(To be done) Omit all pictures. Copy the rest of the material exactly.

==================================================

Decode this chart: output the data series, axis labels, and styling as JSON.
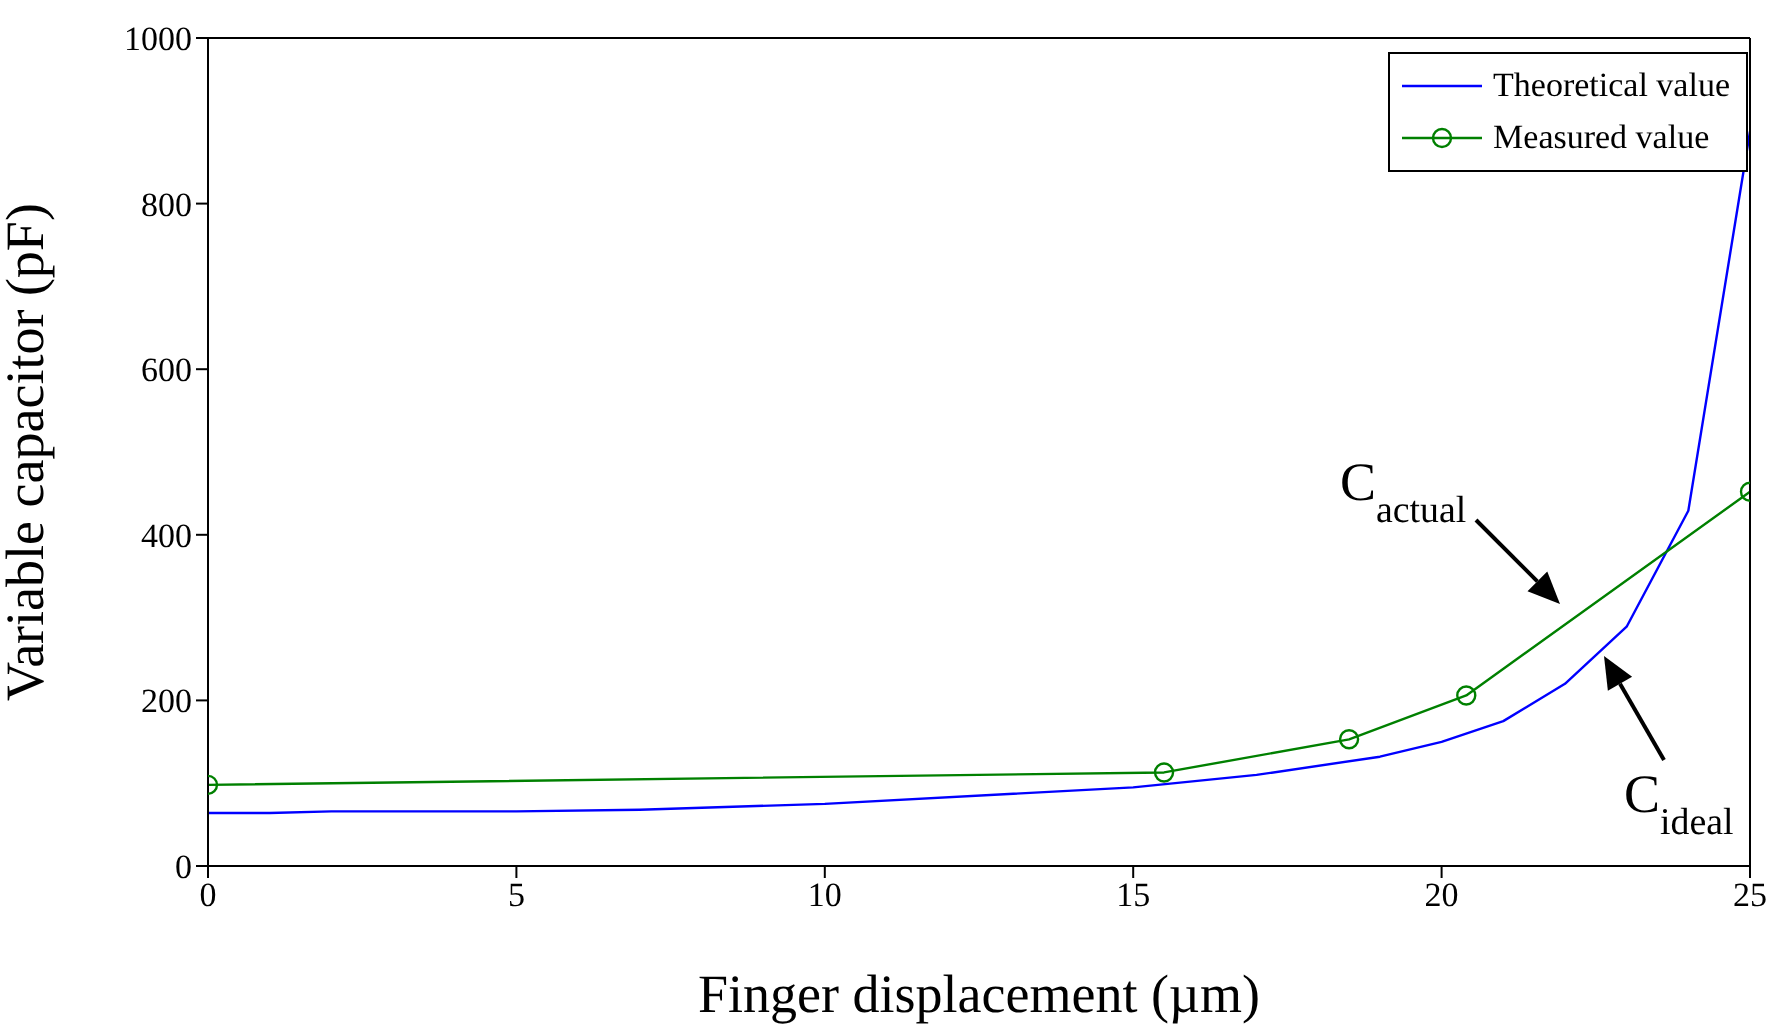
{
  "chart_data": {
    "type": "line",
    "xlabel": "Finger displacement (µm)",
    "ylabel": "Variable capacitor (pF)",
    "xlim": [
      0,
      25
    ],
    "xticks": [
      0,
      5,
      10,
      15,
      20,
      25
    ],
    "ylim": [
      0,
      1000
    ],
    "yticks": [
      0,
      200,
      400,
      600,
      800,
      1000
    ],
    "legend": "top right",
    "series": [
      {
        "name": "Theoretical value",
        "color": "#0000ff",
        "marker": "none",
        "x": [
          0,
          1,
          2,
          5,
          7,
          10,
          15,
          17,
          19,
          20,
          21,
          22,
          23,
          24,
          25
        ],
        "values": [
          64,
          64,
          66,
          66,
          68,
          75,
          95,
          110,
          132,
          150,
          175,
          220,
          289,
          429,
          887
        ]
      },
      {
        "name": "Measured value",
        "color": "#008000",
        "marker": "circle",
        "x": [
          0,
          15.5,
          18.5,
          20.4,
          25
        ],
        "values": [
          98,
          113,
          153,
          206,
          452
        ]
      }
    ],
    "annotations": [
      "C$_{actual}$",
      "C$_{ideal}$"
    ]
  }
}
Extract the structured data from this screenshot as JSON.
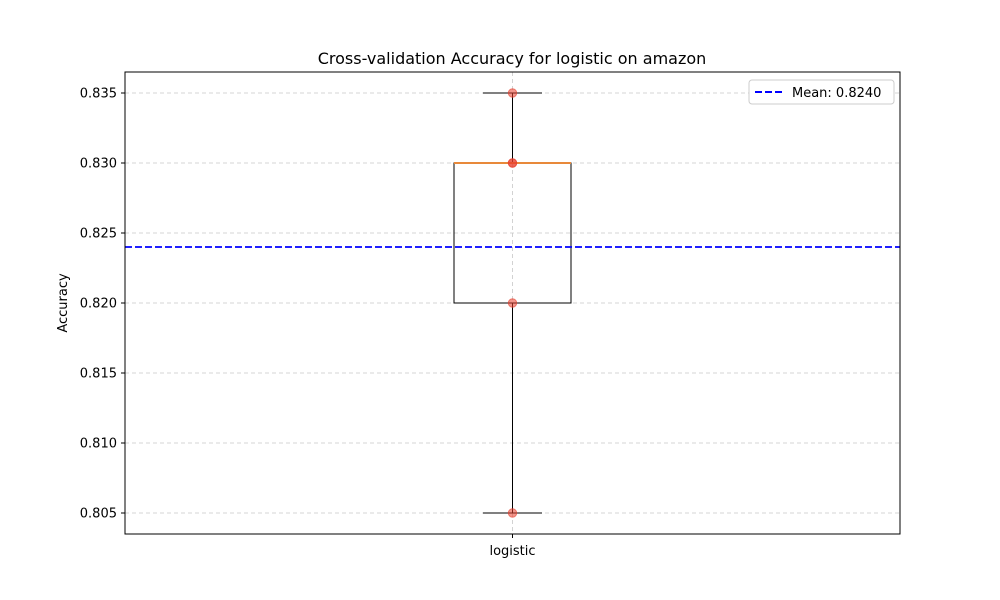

==================================================

(Answer to this task)
Decode this chart: output the data series, axis labels, and styling as JSON.
{
  "chart_data": {
    "type": "line",
    "xlabel": "Finger displacement (µm)",
    "ylabel": "Variable capacitor (pF)",
    "xlim": [
      0,
      25
    ],
    "xticks": [
      0,
      5,
      10,
      15,
      20,
      25
    ],
    "ylim": [
      0,
      1000
    ],
    "yticks": [
      0,
      200,
      400,
      600,
      800,
      1000
    ],
    "legend": "top right",
    "series": [
      {
        "name": "Theoretical value",
        "color": "#0000ff",
        "marker": "none",
        "x": [
          0,
          1,
          2,
          5,
          7,
          10,
          15,
          17,
          19,
          20,
          21,
          22,
          23,
          24,
          25
        ],
        "values": [
          64,
          64,
          66,
          66,
          68,
          75,
          95,
          110,
          132,
          150,
          175,
          220,
          289,
          429,
          887
        ]
      },
      {
        "name": "Measured value",
        "color": "#008000",
        "marker": "circle",
        "x": [
          0,
          15.5,
          18.5,
          20.4,
          25
        ],
        "values": [
          98,
          113,
          153,
          206,
          452
        ]
      }
    ],
    "annotations": [
      "C$_{actual}$",
      "C$_{ideal}$"
    ]
  }
}
Extract the structured data from this screenshot as JSON.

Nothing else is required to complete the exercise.